(Records from a collection)

────

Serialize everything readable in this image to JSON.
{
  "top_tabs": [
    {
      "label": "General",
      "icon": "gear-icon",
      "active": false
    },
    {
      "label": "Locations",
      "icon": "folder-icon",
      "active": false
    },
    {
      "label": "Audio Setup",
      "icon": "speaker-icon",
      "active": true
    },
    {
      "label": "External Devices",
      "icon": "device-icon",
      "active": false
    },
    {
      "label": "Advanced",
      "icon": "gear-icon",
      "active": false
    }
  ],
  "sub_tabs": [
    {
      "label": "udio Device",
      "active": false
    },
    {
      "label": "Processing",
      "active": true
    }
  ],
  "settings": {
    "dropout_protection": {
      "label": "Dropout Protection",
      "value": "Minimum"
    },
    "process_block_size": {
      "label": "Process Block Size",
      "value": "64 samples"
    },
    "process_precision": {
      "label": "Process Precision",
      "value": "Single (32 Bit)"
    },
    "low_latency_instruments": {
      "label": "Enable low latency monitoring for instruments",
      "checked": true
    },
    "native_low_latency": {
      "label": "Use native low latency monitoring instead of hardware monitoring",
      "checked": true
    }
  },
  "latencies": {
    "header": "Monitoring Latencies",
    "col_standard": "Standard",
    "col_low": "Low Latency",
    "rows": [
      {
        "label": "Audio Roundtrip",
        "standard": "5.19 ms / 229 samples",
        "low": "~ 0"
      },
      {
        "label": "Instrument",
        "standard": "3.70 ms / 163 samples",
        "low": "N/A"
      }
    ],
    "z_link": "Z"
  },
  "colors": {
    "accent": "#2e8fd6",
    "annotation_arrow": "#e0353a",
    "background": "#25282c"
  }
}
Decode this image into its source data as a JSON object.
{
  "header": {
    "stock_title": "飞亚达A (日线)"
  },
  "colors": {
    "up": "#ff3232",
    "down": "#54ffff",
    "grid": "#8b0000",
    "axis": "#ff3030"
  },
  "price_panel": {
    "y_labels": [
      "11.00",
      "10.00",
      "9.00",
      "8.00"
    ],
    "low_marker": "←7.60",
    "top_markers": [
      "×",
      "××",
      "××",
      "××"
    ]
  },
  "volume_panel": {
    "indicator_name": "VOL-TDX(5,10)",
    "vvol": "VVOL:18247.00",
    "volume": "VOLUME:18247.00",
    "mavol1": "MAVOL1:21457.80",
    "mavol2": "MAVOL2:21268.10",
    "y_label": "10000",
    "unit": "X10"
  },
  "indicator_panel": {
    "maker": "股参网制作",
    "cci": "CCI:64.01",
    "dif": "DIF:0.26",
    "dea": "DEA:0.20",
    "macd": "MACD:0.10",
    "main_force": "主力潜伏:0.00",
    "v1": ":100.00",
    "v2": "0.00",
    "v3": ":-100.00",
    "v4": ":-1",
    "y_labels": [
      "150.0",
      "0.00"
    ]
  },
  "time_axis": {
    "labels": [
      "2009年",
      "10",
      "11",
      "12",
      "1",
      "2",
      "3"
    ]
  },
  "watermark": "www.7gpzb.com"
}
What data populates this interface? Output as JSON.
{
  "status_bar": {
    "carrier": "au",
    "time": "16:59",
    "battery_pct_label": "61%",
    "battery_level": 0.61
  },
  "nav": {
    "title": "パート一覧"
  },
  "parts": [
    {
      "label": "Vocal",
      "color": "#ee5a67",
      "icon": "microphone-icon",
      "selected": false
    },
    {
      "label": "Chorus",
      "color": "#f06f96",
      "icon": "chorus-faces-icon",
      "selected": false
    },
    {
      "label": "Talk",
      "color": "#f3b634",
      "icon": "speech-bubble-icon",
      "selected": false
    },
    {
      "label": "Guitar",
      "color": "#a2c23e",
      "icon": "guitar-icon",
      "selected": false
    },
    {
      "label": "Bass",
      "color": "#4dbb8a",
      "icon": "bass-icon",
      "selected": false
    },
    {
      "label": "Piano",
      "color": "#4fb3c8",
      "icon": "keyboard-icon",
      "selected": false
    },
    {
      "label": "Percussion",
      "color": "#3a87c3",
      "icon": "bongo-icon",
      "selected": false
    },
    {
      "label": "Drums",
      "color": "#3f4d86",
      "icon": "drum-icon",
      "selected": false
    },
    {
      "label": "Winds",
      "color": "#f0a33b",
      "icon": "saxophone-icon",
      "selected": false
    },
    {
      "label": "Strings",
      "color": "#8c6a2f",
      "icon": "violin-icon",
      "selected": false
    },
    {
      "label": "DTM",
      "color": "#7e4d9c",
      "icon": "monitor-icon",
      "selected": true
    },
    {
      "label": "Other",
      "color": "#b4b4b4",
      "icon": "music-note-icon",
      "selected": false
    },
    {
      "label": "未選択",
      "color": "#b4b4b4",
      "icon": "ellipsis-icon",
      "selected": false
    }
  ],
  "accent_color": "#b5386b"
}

────

Copy all the lines, exactly.

Serialize everything readable in this image to JSON.
{
  "top_tabs": [
    {
      "label": "General",
      "icon": "gear-icon",
      "active": false
    },
    {
      "label": "Locations",
      "icon": "folder-icon",
      "active": false
    },
    {
      "label": "Audio Setup",
      "icon": "speaker-icon",
      "active": true
    },
    {
      "label": "External Devices",
      "icon": "device-icon",
      "active": false
    },
    {
      "label": "Advanced",
      "icon": "gear-icon",
      "active": false
    }
  ],
  "sub_tabs": [
    {
      "label": "udio Device",
      "active": false
    },
    {
      "label": "Processing",
      "active": true
    }
  ],
  "settings": {
    "dropout_protection": {
      "label": "Dropout Protection",
      "value": "Minimum"
    },
    "process_block_size": {
      "label": "Process Block Size",
      "value": "64 samples"
    },
    "process_precision": {
      "label": "Process Precision",
      "value": "Single (32 Bit)"
    },
    "low_latency_instruments": {
      "label": "Enable low latency monitoring for instruments",
      "checked": true
    },
    "native_low_latency": {
      "label": "Use native low latency monitoring instead of hardware monitoring",
      "checked": true
    }
  },
  "latencies": {
    "header": "Monitoring Latencies",
    "col_standard": "Standard",
    "col_low": "Low Latency",
    "rows": [
      {
        "label": "Audio Roundtrip",
        "standard": "5.19 ms / 229 samples",
        "low": "~ 0"
      },
      {
        "label": "Instrument",
        "standard": "3.70 ms / 163 samples",
        "low": "N/A"
      }
    ],
    "z_link": "Z"
  },
  "colors": {
    "accent": "#2e8fd6",
    "annotation_arrow": "#e0353a",
    "background": "#25282c"
  }
}
Decode this image into its source data as a JSON object.
{
  "header": {
    "stock_title": "飞亚达A (日线)"
  },
  "colors": {
    "up": "#ff3232",
    "down": "#54ffff",
    "grid": "#8b0000",
    "axis": "#ff3030"
  },
  "price_panel": {
    "y_labels": [
      "11.00",
      "10.00",
      "9.00",
      "8.00"
    ],
    "low_marker": "←7.60",
    "top_markers": [
      "×",
      "××",
      "××",
      "××"
    ]
  },
  "volume_panel": {
    "indicator_name": "VOL-TDX(5,10)",
    "vvol": "VVOL:18247.00",
    "volume": "VOLUME:18247.00",
    "mavol1": "MAVOL1:21457.80",
    "mavol2": "MAVOL2:21268.10",
    "y_label": "10000",
    "unit": "X10"
  },
  "indicator_panel": {
    "maker": "股参网制作",
    "cci": "CCI:64.01",
    "dif": "DIF:0.26",
    "dea": "DEA:0.20",
    "macd": "MACD:0.10",
    "main_force": "主力潜伏:0.00",
    "v1": ":100.00",
    "v2": "0.00",
    "v3": ":-100.00",
    "v4": ":-1",
    "y_labels": [
      "150.0",
      "0.00"
    ]
  },
  "time_axis": {
    "labels": [
      "2009年",
      "10",
      "11",
      "12",
      "1",
      "2",
      "3"
    ]
  },
  "watermark": "www.7gpzb.com"
}
What data populates this interface? Output as JSON.
{
  "status_bar": {
    "carrier": "au",
    "time": "16:59",
    "battery_pct_label": "61%",
    "battery_level": 0.61
  },
  "nav": {
    "title": "パート一覧"
  },
  "parts": [
    {
      "label": "Vocal",
      "color": "#ee5a67",
      "icon": "microphone-icon",
      "selected": false
    },
    {
      "label": "Chorus",
      "color": "#f06f96",
      "icon": "chorus-faces-icon",
      "selected": false
    },
    {
      "label": "Talk",
      "color": "#f3b634",
      "icon": "speech-bubble-icon",
      "selected": false
    },
    {
      "label": "Guitar",
      "color": "#a2c23e",
      "icon": "guitar-icon",
      "selected": false
    },
    {
      "label": "Bass",
      "color": "#4dbb8a",
      "icon": "bass-icon",
      "selected": false
    },
    {
      "label": "Piano",
      "color": "#4fb3c8",
      "icon": "keyboard-icon",
      "selected": false
    },
    {
      "label": "Percussion",
      "color": "#3a87c3",
      "icon": "bongo-icon",
      "selected": false
    },
    {
      "label": "Drums",
      "color": "#3f4d86",
      "icon": "drum-icon",
      "selected": false
    },
    {
      "label": "Winds",
      "color": "#f0a33b",
      "icon": "saxophone-icon",
      "selected": false
    },
    {
      "label": "Strings",
      "color": "#8c6a2f",
      "icon": "violin-icon",
      "selected": false
    },
    {
      "label": "DTM",
      "color": "#7e4d9c",
      "icon": "monitor-icon",
      "selected": true
    },
    {
      "label": "Other",
      "color": "#b4b4b4",
      "icon": "music-note-icon",
      "selected": false
    },
    {
      "label": "未選択",
      "color": "#b4b4b4",
      "icon": "ellipsis-icon",
      "selected": false
    }
  ],
  "accent_color": "#b5386b"
}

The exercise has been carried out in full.